Do this
Scan the material below for lines with the word "width" and report how many there are, with nothing added.

Figure contents as structured data
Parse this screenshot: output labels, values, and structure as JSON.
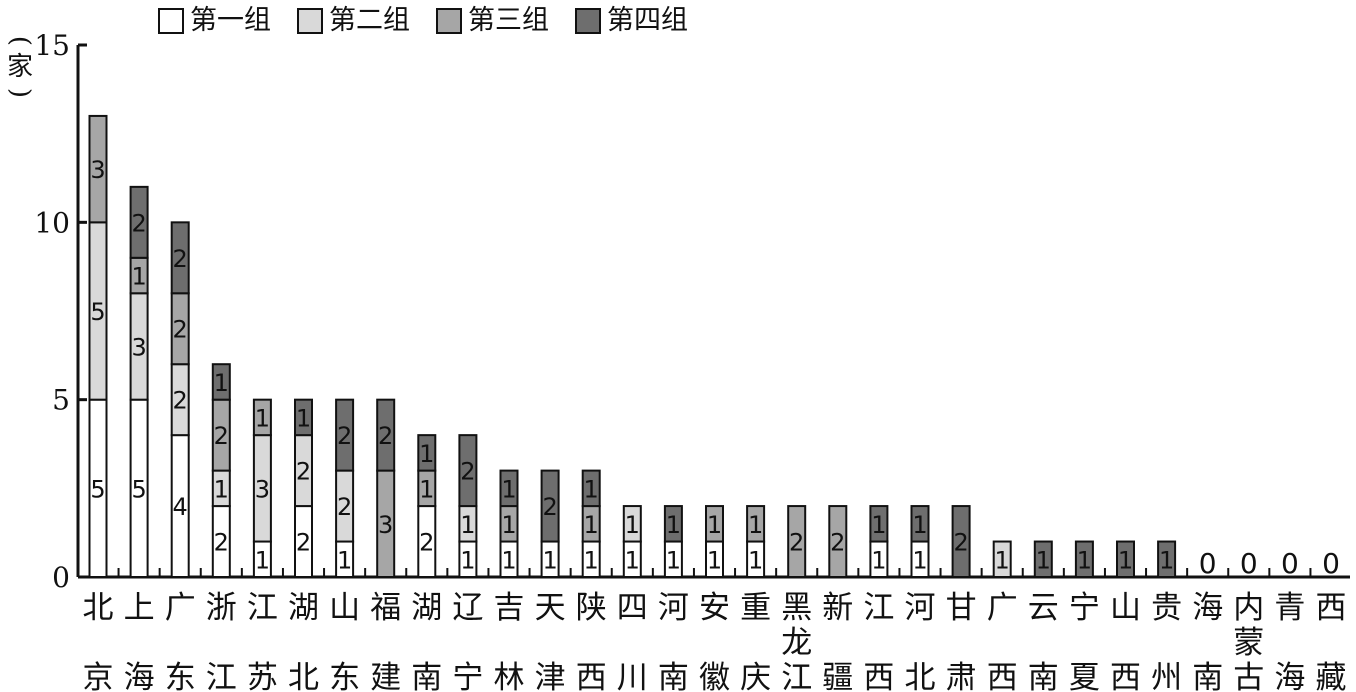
{
  "chart_data": {
    "type": "bar",
    "stacked": true,
    "ylabel_chars": [
      "(",
      "家",
      ")"
    ],
    "ylim": [
      0,
      15
    ],
    "yticks": [
      0,
      5,
      10,
      15
    ],
    "legend_position": "top",
    "series": [
      {
        "name": "第一组",
        "color": "#ffffff",
        "values": [
          5,
          5,
          4,
          2,
          1,
          2,
          1,
          0,
          2,
          1,
          1,
          1,
          1,
          1,
          1,
          1,
          1,
          0,
          0,
          1,
          1,
          0,
          0,
          0,
          0,
          0,
          0,
          0,
          0,
          0,
          0
        ]
      },
      {
        "name": "第二组",
        "color": "#d9d9d9",
        "values": [
          5,
          3,
          2,
          1,
          3,
          2,
          2,
          0,
          0,
          1,
          0,
          0,
          0,
          1,
          0,
          0,
          0,
          0,
          0,
          0,
          0,
          0,
          1,
          0,
          0,
          0,
          0,
          0,
          0,
          0,
          0
        ]
      },
      {
        "name": "第三组",
        "color": "#a6a6a6",
        "values": [
          3,
          1,
          2,
          2,
          1,
          0,
          0,
          3,
          1,
          0,
          1,
          0,
          1,
          0,
          0,
          1,
          1,
          2,
          2,
          0,
          0,
          0,
          0,
          0,
          0,
          0,
          0,
          0,
          0,
          0,
          0
        ]
      },
      {
        "name": "第四组",
        "color": "#6e6e6e",
        "values": [
          0,
          2,
          2,
          1,
          0,
          1,
          2,
          2,
          1,
          2,
          1,
          2,
          1,
          0,
          1,
          0,
          0,
          0,
          0,
          1,
          1,
          2,
          0,
          1,
          1,
          1,
          1,
          0,
          0,
          0,
          0
        ]
      }
    ],
    "categories": [
      [
        "北",
        "京"
      ],
      [
        "上",
        "海"
      ],
      [
        "广",
        "东"
      ],
      [
        "浙",
        "江"
      ],
      [
        "江",
        "苏"
      ],
      [
        "湖",
        "北"
      ],
      [
        "山",
        "东"
      ],
      [
        "福",
        "建"
      ],
      [
        "湖",
        "南"
      ],
      [
        "辽",
        "宁"
      ],
      [
        "吉",
        "林"
      ],
      [
        "天",
        "津"
      ],
      [
        "陕",
        "西"
      ],
      [
        "四",
        "川"
      ],
      [
        "河",
        "南"
      ],
      [
        "安",
        "徽"
      ],
      [
        "重",
        "庆"
      ],
      [
        "黑",
        "龙",
        "江"
      ],
      [
        "新",
        "疆"
      ],
      [
        "江",
        "西"
      ],
      [
        "河",
        "北"
      ],
      [
        "甘",
        "肃"
      ],
      [
        "广",
        "西"
      ],
      [
        "云",
        "南"
      ],
      [
        "宁",
        "夏"
      ],
      [
        "山",
        "西"
      ],
      [
        "贵",
        "州"
      ],
      [
        "海",
        "南"
      ],
      [
        "内",
        "蒙",
        "古"
      ],
      [
        "青",
        "海"
      ],
      [
        "西",
        "藏"
      ]
    ],
    "zero_labels": [
      27,
      28,
      29,
      30
    ]
  },
  "zero_text": "0"
}
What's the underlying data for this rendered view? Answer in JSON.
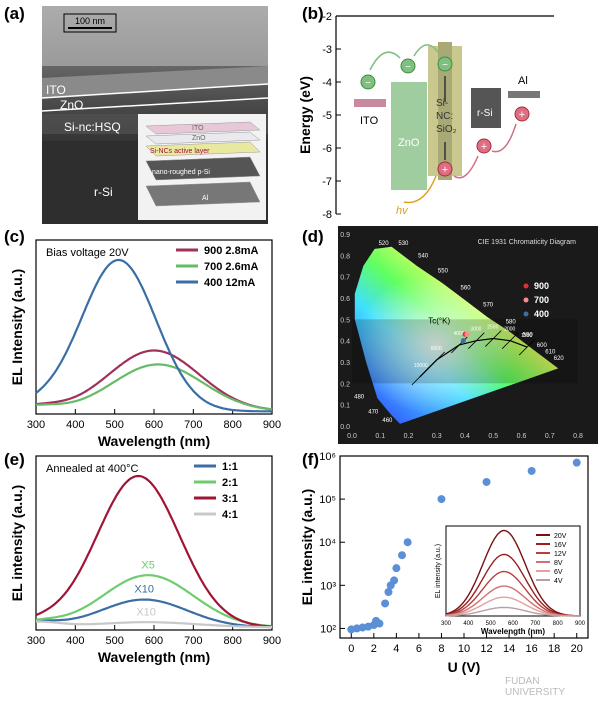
{
  "panel_labels": {
    "a": "(a)",
    "b": "(b)",
    "c": "(c)",
    "d": "(d)",
    "e": "(e)",
    "f": "(f)"
  },
  "panel_a": {
    "scale_bar": "100 nm",
    "layers": [
      "ITO",
      "ZnO",
      "Si-nc:HSQ",
      "r-Si"
    ],
    "inset_layers": [
      "ITO",
      "ZnO",
      "Si-NCs active layer",
      "nano-roughed p-Si",
      "Al"
    ]
  },
  "chart_data": [
    {
      "type": "band-diagram",
      "panel": "b",
      "ylabel": "Energy (eV)",
      "ylim": [
        -8,
        -2
      ],
      "yticks": [
        -2,
        -3,
        -4,
        -5,
        -6,
        -7,
        -8
      ],
      "labels": {
        "ito": "ITO",
        "zno": "ZnO",
        "sinc": "Si-\nNC:\nSiO₂",
        "rsi": "r-Si",
        "al": "Al",
        "hv": "hv",
        "electron": "−",
        "hole": "+"
      }
    },
    {
      "type": "line",
      "panel": "c",
      "annotation": "Bias voltage  20V",
      "xlabel": "Wavelength (nm)",
      "ylabel": "EL Intensity (a.u.)",
      "xlim": [
        300,
        900
      ],
      "xticks": [
        300,
        400,
        500,
        600,
        700,
        800,
        900
      ],
      "series": [
        {
          "name": "900  2.8mA",
          "color": "#a0305a",
          "peak_x": 600,
          "width": 115,
          "peak_y": 0.35
        },
        {
          "name": "700   2.6mA",
          "color": "#66bb66",
          "peak_x": 610,
          "width": 115,
          "peak_y": 0.27
        },
        {
          "name": "400   12mA",
          "color": "#3a6ea5",
          "peak_x": 510,
          "width": 95,
          "peak_y": 0.87
        }
      ]
    },
    {
      "type": "scatter",
      "panel": "d",
      "title": "CIE 1931 Chromaticity Diagram",
      "xlim": [
        0,
        0.8
      ],
      "ylim": [
        0,
        0.9
      ],
      "xticks": [
        "0.0",
        "0.1",
        "0.2",
        "0.3",
        "0.4",
        "0.5",
        "0.6",
        "0.7",
        "0.8"
      ],
      "yticks": [
        "0.0",
        "0.1",
        "0.2",
        "0.3",
        "0.4",
        "0.5",
        "0.6",
        "0.7",
        "0.8",
        "0.9"
      ],
      "locus_labels": [
        "520",
        "530",
        "540",
        "550",
        "560",
        "570",
        "580",
        "590",
        "600",
        "610",
        "620",
        "480",
        "470",
        "460"
      ],
      "tc_label": "Tc(°K)",
      "tc_labels": [
        "1500",
        "2000",
        "2500",
        "3000",
        "4000",
        "6000",
        "10000"
      ],
      "points": [
        {
          "name": "900",
          "x": 0.4,
          "y": 0.43,
          "color": "#e03030"
        },
        {
          "name": "700",
          "x": 0.4,
          "y": 0.43,
          "color": "#ff8a8a"
        },
        {
          "name": "400",
          "x": 0.38,
          "y": 0.4,
          "color": "#3a6ea5"
        }
      ]
    },
    {
      "type": "line",
      "panel": "e",
      "annotation": "Annealed at 400°C",
      "xlabel": "Wavelength (nm)",
      "ylabel": "EL intensity (a.u.)",
      "xlim": [
        300,
        900
      ],
      "xticks": [
        300,
        400,
        500,
        600,
        700,
        800,
        900
      ],
      "series": [
        {
          "name": "1:1",
          "color": "#3a6ea5",
          "peak_x": 575,
          "width": 110,
          "peak_y": 0.16,
          "label": "X10"
        },
        {
          "name": "2:1",
          "color": "#6dcc6d",
          "peak_x": 585,
          "width": 115,
          "peak_y": 0.3,
          "label": "X5"
        },
        {
          "name": "3:1",
          "color": "#a01535",
          "peak_x": 560,
          "width": 105,
          "peak_y": 0.87,
          "label": ""
        },
        {
          "name": "4:1",
          "color": "#c8c8c8",
          "peak_x": 580,
          "width": 130,
          "peak_y": 0.03,
          "label": "X10"
        }
      ]
    },
    {
      "type": "scatter",
      "panel": "f",
      "xlabel": "U (V)",
      "ylabel": "EL intensity (a.u.)",
      "xlim": [
        -1,
        21
      ],
      "yscale": "log",
      "ylim": [
        60,
        1000000
      ],
      "xticks": [
        0,
        2,
        4,
        6,
        8,
        10,
        12,
        14,
        16,
        18,
        20
      ],
      "yticks": [
        {
          "v": 100,
          "t": "10²"
        },
        {
          "v": 1000,
          "t": "10³"
        },
        {
          "v": 10000,
          "t": "10⁴"
        },
        {
          "v": 100000,
          "t": "10⁵"
        },
        {
          "v": 1000000,
          "t": "10⁶"
        }
      ],
      "x": [
        0,
        0.5,
        1,
        1.5,
        2,
        2.2,
        2.5,
        3,
        3.3,
        3.5,
        3.8,
        4,
        4.5,
        5,
        8,
        12,
        16,
        20
      ],
      "y": [
        95,
        100,
        105,
        110,
        120,
        150,
        130,
        380,
        700,
        1000,
        1300,
        2500,
        5000,
        10000,
        100000,
        250000,
        450000,
        700000
      ],
      "inset": {
        "xlabel": "Wavelength (nm)",
        "ylabel": "EL intensity (a.u.)",
        "xticks": [
          300,
          400,
          500,
          600,
          700,
          800,
          900
        ],
        "series": [
          {
            "name": "20V",
            "color": "#7a1010",
            "peak": 1.0
          },
          {
            "name": "16V",
            "color": "#9a2020",
            "peak": 0.72
          },
          {
            "name": "12V",
            "color": "#b94040",
            "peak": 0.52
          },
          {
            "name": "8V",
            "color": "#d07070",
            "peak": 0.35
          },
          {
            "name": "6V",
            "color": "#e2a0a0",
            "peak": 0.22
          },
          {
            "name": "4V",
            "color": "#b8a0a0",
            "peak": 0.1
          }
        ]
      }
    }
  ],
  "watermark": "FUDAN UNIVERSITY"
}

Task answer
7